### STATED GOAL
Start at the line containing "Read this page and output its text content." and transcribe every line exactly through the end of the records below, and only those lines.

⟨

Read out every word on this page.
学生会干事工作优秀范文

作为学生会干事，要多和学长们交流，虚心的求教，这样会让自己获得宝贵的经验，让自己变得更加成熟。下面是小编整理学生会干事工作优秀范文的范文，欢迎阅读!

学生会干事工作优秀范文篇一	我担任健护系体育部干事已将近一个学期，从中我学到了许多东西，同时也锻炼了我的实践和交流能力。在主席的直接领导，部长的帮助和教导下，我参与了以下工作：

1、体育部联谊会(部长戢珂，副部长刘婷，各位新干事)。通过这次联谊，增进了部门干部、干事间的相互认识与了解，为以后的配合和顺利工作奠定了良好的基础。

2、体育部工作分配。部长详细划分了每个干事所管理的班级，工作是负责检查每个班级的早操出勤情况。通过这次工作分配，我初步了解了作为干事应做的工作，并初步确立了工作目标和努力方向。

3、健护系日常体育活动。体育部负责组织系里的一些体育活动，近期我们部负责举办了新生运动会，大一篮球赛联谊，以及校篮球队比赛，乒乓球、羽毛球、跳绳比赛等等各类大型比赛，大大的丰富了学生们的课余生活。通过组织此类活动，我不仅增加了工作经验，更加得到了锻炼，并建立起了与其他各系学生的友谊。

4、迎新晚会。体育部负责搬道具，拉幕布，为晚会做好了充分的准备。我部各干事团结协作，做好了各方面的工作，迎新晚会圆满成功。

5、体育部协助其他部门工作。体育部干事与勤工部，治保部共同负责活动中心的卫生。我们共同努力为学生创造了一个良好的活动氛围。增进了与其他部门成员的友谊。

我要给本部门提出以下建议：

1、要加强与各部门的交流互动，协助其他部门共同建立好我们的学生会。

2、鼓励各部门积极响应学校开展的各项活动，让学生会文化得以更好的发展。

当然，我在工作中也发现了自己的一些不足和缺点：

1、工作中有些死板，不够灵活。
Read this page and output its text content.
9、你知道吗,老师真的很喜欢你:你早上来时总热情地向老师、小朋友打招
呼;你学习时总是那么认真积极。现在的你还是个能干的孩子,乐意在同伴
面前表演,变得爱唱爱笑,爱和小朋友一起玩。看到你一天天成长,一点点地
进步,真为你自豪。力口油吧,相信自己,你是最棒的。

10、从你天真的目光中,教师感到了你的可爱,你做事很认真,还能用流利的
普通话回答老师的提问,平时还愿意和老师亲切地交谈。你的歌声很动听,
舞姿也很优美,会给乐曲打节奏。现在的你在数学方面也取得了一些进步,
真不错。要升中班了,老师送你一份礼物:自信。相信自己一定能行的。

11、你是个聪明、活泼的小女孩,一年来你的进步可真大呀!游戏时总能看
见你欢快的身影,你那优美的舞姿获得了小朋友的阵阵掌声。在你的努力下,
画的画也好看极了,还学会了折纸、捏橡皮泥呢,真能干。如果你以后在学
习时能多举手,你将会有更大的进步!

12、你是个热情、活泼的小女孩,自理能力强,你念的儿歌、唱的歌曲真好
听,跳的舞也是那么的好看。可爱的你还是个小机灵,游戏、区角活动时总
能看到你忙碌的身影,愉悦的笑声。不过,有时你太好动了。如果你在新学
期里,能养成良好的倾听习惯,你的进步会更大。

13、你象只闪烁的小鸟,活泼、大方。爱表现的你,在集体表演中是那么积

⟩

### FULL SOLUTION
Read this page and output its text content.
9、你知道吗,老师真的很喜欢你:你早上来时总热情地向老师、小朋友打招
呼;你学习时总是那么认真积极。现在的你还是个能干的孩子,乐意在同伴
面前表演,变得爱唱爱笑,爱和小朋友一起玩。看到你一天天成长,一点点地
进步,真为你自豪。力口油吧,相信自己,你是最棒的。

10、从你天真的目光中,教师感到了你的可爱,你做事很认真,还能用流利的
普通话回答老师的提问,平时还愿意和老师亲切地交谈。你的歌声很动听,
舞姿也很优美,会给乐曲打节奏。现在的你在数学方面也取得了一些进步,
真不错。要升中班了,老师送你一份礼物:自信。相信自己一定能行的。

11、你是个聪明、活泼的小女孩,一年来你的进步可真大呀!游戏时总能看
见你欢快的身影,你那优美的舞姿获得了小朋友的阵阵掌声。在你的努力下,
画的画也好看极了,还学会了折纸、捏橡皮泥呢,真能干。如果你以后在学
习时能多举手,你将会有更大的进步!

12、你是个热情、活泼的小女孩,自理能力强,你念的儿歌、唱的歌曲真好
听,跳的舞也是那么的好看。可爱的你还是个小机灵,游戏、区角活动时总
能看到你忙碌的身影,愉悦的笑声。不过,有时你太好动了。如果你在新学
期里,能养成良好的倾听习惯,你的进步会更大。

13、你象只闪烁的小鸟,活泼、大方。爱表现的你,在集体表演中是那么积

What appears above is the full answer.